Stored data
:::::

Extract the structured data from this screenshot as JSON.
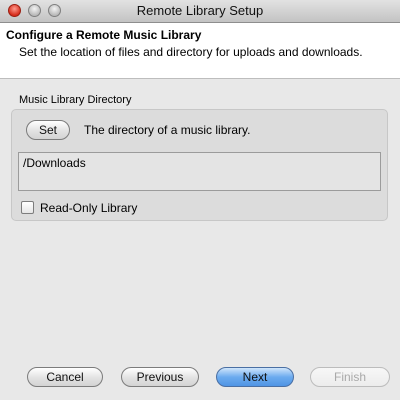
{
  "window": {
    "title": "Remote Library Setup",
    "controls": [
      "close-icon",
      "minimize-icon",
      "zoom-icon"
    ]
  },
  "header": {
    "title": "Configure a Remote Music Library",
    "subtitle": "Set the location of files and directory for uploads and downloads."
  },
  "music_dir": {
    "label": "Music Library Directory",
    "set_button": "Set",
    "description": "The directory of a music library.",
    "path": "/Downloads",
    "read_only_label": "Read-Only Library",
    "read_only_checked": false
  },
  "footer": {
    "cancel": "Cancel",
    "previous": "Previous",
    "next": "Next",
    "finish": "Finish",
    "finish_enabled": false
  },
  "colors": {
    "default_button": "#6cabef",
    "close_light": "#d62d1c"
  }
}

:::::

STATED GOAL
Copy each line of the records precisely and drop any images they hold.

OUTPUT BELOW
Extract the structured data from this screenshot as JSON.
{
  "window": {
    "title": "Remote Library Setup",
    "controls": [
      "close-icon",
      "minimize-icon",
      "zoom-icon"
    ]
  },
  "header": {
    "title": "Configure a Remote Music Library",
    "subtitle": "Set the location of files and directory for uploads and downloads."
  },
  "music_dir": {
    "label": "Music Library Directory",
    "set_button": "Set",
    "description": "The directory of a music library.",
    "path": "/Downloads",
    "read_only_label": "Read-Only Library",
    "read_only_checked": false
  },
  "footer": {
    "cancel": "Cancel",
    "previous": "Previous",
    "next": "Next",
    "finish": "Finish",
    "finish_enabled": false
  },
  "colors": {
    "default_button": "#6cabef",
    "close_light": "#d62d1c"
  }
}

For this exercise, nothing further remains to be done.